──────── Source ────────
Notes from the Labyrinth
Unobtainium and Dragons' Bones
Recent Entries 
15th-Oct-2009 03:49 pm - I R SRS CAT. THIS R SRS POST.
cats: nom de plume
As [info]brisingamen says, Ursula K. Le Guin is a very bad woman.

A Pillow-Book for Cats.

(Now that Ursula has distracted you from your Very Serious Business,* check out Cat T'ai Chi as well.)

---
*[info]oursin has some remarks on Very Serious Business which arise from her discussion of the idea that women make science fiction all icky and sissified when they write it. (WE R IN UR GENRE, TOUCHIN ALL UR THINGZ.)
15th-Jul-2009 06:04 pm - ninja update
cats: nom de plume
The ninjas were good, brave ninjas at the vet. And they got a clean bill of health.

I have no doubt they will wreak hideous vengeance on me at some suitable moment.
──────── Data extract ────────
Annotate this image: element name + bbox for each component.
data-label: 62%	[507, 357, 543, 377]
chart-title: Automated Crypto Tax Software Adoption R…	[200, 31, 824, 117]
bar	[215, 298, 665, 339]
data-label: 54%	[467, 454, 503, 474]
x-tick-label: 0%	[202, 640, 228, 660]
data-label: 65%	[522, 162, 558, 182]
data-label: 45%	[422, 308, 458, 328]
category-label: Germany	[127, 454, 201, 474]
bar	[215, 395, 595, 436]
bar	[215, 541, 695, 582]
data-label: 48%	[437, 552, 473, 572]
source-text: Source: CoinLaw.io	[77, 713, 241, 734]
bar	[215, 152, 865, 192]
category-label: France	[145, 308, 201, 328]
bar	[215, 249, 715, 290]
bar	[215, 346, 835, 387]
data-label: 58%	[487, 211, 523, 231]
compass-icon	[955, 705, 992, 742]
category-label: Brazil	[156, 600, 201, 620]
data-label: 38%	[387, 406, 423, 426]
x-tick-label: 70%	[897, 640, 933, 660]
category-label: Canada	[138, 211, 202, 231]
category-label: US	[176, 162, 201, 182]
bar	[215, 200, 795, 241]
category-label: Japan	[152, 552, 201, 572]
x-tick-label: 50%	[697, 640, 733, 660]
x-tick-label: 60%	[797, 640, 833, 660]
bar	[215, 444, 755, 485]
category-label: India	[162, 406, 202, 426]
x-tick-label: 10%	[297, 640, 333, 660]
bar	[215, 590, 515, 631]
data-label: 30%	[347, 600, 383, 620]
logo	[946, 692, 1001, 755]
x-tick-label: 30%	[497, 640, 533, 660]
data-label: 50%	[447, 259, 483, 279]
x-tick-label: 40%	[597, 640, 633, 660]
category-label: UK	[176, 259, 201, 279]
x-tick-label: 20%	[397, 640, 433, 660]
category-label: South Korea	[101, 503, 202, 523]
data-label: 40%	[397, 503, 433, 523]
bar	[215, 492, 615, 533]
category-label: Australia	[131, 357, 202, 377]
────────
=== Short task 1 ===
Summarize the blog page in two sentences.
=== Short task 2 ===
List every person or user name mentioned in the blog page.
=== Short task 3 ===
According to the blog page, what result did the ninjas get at the vet?

=== Full solution 1 ===
An October 15, 2009 entry points readers to a Pillow-Book for Cats by Ursula K. Le Guin and to Cat T'ai Chi, with a footnote on oursin's remarks about Very Serious Business and the idea that women make science fiction icky when they write it. A July 15, 2009 entry reports that the ninjas behaved bravely at the vet and got a clean bill of health, though the writer expects them to take hideous vengeance later.

=== Full solution 2 ===
- Ursula K. Le Guin
- brisingamen
- oursin

=== Full solution 3 ===
They got a clean bill of health.